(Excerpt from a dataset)
-- -- --
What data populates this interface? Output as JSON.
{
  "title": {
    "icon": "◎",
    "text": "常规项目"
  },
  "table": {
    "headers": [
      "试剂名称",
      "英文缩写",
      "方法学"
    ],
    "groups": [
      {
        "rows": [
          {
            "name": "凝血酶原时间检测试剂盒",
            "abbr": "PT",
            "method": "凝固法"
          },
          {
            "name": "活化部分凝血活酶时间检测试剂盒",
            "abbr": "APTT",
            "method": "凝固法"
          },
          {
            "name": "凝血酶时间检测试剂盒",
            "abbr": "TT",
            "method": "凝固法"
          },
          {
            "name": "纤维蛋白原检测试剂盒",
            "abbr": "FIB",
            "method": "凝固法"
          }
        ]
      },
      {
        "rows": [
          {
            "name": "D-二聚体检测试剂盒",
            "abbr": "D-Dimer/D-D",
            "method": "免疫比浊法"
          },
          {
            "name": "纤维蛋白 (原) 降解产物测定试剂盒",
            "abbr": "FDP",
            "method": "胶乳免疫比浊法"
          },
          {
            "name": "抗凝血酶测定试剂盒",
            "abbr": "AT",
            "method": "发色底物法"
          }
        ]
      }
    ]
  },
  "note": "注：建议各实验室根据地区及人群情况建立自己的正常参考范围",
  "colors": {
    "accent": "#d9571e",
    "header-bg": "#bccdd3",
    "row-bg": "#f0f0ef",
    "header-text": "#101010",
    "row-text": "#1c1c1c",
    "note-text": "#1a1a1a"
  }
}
-- -- --
**What to work on:** Report every line in the data above in which the word "text" appears.

**Correct response:**
    "text": "常规项目"
    "header-text": "#101010",
    "row-text": "#1c1c1c",
    "note-text": "#1a1a1a"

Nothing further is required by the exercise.